## What is expected
Read the material below and count the lines holding the string "color". Give that count with nothing added.

Rows from a dataset:
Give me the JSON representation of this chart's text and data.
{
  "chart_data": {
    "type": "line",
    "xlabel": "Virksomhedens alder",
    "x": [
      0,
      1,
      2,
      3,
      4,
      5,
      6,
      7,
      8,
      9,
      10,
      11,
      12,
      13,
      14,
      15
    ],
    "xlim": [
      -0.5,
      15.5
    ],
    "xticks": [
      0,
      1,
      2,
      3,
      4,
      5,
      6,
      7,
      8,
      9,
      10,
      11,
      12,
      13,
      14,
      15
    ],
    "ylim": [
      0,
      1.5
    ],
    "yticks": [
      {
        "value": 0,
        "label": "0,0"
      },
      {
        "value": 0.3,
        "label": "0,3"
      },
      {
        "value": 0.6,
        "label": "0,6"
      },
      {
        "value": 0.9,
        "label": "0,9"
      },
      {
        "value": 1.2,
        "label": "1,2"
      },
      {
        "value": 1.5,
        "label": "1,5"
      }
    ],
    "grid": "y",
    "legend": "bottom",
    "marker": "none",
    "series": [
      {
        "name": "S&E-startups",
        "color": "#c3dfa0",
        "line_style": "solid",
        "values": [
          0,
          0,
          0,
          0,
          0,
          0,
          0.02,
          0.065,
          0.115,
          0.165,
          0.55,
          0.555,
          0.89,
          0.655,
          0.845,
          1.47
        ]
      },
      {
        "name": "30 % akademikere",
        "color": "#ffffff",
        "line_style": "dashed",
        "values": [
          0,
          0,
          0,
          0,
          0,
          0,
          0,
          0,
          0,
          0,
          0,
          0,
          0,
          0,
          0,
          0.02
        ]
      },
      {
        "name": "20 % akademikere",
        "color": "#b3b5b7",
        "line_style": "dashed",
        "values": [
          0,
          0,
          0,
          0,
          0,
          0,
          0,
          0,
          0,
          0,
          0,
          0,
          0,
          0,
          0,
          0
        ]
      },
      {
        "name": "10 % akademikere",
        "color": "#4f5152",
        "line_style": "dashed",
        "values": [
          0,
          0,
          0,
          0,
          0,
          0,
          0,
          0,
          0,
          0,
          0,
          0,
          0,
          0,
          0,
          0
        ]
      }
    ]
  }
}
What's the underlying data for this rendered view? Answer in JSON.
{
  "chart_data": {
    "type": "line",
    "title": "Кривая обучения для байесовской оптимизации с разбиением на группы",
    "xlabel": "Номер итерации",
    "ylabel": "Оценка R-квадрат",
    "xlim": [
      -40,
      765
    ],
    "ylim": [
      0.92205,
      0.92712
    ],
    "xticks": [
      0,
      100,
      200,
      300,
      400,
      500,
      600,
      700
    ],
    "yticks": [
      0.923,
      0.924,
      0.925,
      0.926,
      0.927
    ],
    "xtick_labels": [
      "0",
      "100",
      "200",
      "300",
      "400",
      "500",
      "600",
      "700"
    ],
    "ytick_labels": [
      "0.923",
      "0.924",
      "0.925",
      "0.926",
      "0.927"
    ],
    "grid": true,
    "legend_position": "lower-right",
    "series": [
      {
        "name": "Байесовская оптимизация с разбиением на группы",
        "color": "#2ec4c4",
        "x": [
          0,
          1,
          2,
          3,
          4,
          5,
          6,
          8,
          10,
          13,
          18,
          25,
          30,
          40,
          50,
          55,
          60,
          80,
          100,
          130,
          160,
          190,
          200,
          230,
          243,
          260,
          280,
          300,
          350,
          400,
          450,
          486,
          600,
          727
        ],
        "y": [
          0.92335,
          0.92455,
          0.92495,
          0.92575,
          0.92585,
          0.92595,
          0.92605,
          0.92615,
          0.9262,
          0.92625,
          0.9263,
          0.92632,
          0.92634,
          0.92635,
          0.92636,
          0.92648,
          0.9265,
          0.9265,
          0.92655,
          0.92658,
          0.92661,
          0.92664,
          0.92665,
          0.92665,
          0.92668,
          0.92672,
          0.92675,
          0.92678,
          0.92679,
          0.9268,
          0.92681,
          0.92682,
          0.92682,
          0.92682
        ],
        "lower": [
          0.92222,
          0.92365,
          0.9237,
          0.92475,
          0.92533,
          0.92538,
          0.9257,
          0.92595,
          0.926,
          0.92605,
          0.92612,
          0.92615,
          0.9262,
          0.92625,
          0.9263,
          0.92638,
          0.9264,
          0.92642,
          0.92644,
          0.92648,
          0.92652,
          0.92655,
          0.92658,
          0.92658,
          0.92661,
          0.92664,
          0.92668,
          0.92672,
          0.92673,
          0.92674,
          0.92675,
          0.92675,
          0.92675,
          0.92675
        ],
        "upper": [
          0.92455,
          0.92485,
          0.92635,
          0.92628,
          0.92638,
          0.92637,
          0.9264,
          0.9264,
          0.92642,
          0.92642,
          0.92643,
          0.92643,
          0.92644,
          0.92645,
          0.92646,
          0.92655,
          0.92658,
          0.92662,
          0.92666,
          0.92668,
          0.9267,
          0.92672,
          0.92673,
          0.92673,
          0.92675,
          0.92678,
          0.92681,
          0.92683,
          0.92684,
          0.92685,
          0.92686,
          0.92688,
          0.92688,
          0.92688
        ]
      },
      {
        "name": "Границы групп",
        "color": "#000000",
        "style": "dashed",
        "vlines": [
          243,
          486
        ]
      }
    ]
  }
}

## Task output
6